What is being asked — Each line of the material holding the word "coated" must be identified and copied.

Recorded information —
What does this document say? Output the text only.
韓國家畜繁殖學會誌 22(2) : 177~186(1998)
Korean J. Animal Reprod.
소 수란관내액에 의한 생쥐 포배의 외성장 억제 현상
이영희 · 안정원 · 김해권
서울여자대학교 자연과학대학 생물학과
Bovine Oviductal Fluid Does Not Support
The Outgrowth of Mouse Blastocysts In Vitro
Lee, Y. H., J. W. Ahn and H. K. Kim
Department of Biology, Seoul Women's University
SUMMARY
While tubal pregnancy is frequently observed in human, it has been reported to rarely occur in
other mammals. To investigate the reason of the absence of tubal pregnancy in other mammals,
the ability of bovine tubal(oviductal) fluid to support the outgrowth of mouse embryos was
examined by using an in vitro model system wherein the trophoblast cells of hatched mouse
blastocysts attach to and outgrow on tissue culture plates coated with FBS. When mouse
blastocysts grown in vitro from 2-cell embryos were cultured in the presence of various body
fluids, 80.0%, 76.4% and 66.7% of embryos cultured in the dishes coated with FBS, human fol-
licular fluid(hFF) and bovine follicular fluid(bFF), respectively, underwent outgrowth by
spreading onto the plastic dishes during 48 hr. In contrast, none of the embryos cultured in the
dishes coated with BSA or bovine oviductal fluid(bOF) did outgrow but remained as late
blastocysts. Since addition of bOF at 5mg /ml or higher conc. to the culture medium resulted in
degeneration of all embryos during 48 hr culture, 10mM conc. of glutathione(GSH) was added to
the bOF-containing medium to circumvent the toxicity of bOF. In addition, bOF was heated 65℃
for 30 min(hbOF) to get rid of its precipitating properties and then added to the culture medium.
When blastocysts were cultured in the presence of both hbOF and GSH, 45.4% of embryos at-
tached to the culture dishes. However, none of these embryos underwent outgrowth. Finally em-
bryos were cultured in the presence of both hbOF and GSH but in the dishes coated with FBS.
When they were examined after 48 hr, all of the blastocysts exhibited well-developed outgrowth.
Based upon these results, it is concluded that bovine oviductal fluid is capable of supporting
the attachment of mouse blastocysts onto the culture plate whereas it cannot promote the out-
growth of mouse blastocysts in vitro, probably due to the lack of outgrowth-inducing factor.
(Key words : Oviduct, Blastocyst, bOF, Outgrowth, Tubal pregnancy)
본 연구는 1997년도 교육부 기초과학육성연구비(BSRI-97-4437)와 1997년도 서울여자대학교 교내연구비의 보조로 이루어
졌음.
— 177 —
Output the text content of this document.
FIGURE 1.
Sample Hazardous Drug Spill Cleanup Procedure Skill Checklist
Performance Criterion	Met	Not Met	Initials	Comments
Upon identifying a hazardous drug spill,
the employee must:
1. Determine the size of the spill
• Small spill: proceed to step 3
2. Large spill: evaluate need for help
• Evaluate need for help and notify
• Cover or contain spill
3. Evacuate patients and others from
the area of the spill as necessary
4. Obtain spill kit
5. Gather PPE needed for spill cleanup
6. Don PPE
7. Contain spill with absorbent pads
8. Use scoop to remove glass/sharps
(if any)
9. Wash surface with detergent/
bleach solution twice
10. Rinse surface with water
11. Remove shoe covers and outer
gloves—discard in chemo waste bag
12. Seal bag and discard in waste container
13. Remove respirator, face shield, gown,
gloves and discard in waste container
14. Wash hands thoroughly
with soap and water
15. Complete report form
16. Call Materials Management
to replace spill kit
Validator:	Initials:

Answer box —
blastocysts attach to and outgrow on tissue culture plates coated with FBS. When mouse
fluids, 80.0%, 76.4% and 66.7% of embryos cultured in the dishes coated with FBS, human fol-
dishes coated with BSA or bovine oviductal fluid(bOF) did outgrow but remained as late
bryos were cultured in the presence of both hbOF and GSH but in the dishes coated with FBS.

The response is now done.